Dataset entries

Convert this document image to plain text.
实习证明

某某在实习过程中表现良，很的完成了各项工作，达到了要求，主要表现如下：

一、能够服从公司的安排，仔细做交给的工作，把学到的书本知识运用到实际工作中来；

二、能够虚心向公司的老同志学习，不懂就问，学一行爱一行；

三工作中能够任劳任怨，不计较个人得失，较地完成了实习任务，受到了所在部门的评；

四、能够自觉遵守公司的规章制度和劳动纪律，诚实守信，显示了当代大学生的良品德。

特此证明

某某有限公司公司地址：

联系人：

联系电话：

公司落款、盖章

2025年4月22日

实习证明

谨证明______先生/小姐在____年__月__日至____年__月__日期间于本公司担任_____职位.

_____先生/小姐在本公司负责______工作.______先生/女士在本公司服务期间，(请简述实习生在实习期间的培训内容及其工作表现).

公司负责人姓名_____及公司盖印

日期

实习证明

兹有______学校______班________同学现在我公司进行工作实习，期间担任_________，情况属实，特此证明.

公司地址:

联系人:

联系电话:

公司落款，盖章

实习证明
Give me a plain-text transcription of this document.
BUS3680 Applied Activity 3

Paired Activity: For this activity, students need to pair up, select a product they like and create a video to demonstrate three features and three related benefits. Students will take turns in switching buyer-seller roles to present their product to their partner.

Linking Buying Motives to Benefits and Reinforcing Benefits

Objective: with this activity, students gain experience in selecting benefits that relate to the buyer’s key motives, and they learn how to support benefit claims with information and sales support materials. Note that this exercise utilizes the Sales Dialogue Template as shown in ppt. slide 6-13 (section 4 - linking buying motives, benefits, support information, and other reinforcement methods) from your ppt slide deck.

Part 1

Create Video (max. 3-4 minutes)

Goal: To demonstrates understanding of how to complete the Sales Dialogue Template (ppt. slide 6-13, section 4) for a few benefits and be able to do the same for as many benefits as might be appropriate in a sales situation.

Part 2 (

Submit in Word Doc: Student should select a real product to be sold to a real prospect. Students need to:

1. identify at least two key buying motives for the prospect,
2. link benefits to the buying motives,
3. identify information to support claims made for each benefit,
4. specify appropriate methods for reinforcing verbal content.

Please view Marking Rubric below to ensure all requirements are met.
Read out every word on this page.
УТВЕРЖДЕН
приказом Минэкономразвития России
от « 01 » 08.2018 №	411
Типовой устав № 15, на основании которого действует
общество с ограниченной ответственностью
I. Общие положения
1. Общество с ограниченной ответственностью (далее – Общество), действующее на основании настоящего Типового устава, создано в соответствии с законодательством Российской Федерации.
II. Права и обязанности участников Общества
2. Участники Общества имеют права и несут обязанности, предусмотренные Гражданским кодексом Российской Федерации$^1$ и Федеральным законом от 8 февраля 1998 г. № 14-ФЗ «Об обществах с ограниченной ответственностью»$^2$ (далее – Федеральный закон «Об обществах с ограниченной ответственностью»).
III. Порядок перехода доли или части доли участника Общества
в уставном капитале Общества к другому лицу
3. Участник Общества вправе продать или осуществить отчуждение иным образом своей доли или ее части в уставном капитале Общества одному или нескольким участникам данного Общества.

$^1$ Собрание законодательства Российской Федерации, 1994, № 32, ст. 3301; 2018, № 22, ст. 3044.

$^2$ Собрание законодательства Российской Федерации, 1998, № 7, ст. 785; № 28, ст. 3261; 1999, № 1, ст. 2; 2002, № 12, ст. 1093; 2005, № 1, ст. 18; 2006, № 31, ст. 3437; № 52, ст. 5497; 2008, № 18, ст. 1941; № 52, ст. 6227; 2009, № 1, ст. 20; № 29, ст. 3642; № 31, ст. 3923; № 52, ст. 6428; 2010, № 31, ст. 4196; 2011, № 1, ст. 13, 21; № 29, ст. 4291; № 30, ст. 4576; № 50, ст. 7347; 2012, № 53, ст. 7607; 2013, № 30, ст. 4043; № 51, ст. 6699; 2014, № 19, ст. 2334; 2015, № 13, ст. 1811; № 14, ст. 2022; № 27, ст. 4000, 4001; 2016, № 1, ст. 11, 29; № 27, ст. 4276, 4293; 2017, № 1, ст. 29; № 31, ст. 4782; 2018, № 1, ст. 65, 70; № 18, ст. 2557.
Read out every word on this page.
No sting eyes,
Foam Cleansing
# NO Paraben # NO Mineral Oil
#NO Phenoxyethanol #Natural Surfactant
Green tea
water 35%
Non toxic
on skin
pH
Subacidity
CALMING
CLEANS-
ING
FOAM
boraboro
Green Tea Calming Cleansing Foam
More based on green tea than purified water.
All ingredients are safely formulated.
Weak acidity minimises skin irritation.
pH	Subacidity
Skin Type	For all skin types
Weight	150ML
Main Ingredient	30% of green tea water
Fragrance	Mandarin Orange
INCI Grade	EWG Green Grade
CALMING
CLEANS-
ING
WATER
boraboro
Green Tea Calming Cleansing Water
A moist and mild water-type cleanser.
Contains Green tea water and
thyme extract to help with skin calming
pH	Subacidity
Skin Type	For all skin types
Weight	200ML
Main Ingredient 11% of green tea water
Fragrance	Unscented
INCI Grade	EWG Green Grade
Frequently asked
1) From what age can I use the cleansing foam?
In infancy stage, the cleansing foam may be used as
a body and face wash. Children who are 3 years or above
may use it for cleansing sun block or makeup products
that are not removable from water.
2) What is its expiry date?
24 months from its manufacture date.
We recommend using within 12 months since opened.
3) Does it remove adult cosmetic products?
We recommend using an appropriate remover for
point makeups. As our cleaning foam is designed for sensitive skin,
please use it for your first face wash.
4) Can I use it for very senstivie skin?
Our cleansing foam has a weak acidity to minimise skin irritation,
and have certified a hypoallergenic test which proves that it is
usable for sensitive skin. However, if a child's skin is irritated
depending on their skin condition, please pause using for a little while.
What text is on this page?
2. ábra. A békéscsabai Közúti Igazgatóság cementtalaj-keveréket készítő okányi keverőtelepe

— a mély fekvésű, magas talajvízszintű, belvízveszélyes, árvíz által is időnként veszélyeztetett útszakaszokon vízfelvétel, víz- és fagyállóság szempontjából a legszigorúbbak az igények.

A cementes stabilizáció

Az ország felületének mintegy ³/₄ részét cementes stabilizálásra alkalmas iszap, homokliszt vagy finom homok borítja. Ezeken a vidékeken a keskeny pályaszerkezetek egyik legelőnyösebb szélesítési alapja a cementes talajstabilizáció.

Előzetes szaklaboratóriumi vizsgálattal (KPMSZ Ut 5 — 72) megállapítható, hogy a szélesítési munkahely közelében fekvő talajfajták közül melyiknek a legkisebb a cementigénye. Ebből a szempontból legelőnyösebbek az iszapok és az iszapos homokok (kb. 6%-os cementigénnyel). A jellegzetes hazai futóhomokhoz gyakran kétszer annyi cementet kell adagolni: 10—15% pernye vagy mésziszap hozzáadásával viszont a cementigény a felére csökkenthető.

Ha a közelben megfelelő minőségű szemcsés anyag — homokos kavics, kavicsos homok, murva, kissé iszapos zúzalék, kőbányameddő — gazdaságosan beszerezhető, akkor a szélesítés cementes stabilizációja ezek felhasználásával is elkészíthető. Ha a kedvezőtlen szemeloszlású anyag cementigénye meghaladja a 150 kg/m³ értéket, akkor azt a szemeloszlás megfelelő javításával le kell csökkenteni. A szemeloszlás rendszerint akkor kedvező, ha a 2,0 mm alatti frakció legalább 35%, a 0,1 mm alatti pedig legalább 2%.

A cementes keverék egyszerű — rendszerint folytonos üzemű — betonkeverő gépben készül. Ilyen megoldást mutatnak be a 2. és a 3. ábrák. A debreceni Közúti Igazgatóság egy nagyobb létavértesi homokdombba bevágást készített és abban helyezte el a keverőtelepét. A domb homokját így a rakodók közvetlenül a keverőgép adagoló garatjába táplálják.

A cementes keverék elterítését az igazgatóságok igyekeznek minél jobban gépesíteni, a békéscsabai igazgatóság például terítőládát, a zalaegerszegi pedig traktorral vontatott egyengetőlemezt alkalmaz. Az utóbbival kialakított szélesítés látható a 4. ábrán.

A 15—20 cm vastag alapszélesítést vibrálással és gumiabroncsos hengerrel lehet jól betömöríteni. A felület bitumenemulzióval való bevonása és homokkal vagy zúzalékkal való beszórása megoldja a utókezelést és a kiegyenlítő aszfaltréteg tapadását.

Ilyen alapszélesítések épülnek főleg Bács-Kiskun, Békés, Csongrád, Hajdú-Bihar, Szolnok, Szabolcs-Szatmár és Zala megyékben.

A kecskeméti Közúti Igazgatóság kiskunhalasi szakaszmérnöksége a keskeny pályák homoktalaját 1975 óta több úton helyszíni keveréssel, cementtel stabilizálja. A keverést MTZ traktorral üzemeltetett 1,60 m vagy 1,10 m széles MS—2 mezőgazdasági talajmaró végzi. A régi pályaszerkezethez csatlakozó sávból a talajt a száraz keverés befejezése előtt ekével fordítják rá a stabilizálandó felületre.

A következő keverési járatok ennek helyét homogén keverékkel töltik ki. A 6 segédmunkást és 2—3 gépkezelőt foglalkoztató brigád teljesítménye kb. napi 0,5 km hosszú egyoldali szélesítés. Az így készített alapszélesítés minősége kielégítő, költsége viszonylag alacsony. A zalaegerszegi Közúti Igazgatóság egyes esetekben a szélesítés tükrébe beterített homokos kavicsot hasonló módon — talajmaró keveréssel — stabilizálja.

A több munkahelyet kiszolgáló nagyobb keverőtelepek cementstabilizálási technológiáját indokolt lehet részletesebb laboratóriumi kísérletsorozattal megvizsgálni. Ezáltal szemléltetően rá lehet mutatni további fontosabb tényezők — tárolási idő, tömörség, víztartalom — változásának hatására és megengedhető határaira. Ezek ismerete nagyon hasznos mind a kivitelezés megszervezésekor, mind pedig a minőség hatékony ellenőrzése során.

*AIM*: Copy out every line of the material above that mentions the word "több".

*RESPONSE FOR THIS EXERCISE*:
A kecskeméti Közúti Igazgatóság kiskunhalasi szakaszmérnöksége a keskeny pályák homoktalaját 1975 óta több úton helyszíni keveréssel, cementtel stabilizálja. A keverést MTZ traktorral üzemeltetett 1,60 m vagy 1,10 m széles MS—2 mezőgazdasági talajmaró végzi. A régi pályaszerkezethez csatlakozó sávból a talajt a száraz keverés befejezése előtt ekével fordítják rá a stabilizálandó felületre.
A több munkahelyet kiszolgáló nagyobb keverőtelepek cementstabilizálási technológiáját indokolt lehet részletesebb laboratóriumi kísérletsorozattal megvizsgálni. Ezáltal szemléltetően rá lehet mutatni további fontosabb tényezők — tárolási idő, tömörség, víztartalom — változásának hatására és megengedhető határaira. Ezek ismerete nagyon hasznos mind a kivitelezés megszervezésekor, mind pedig a minőség hatékony ellenőrzése során.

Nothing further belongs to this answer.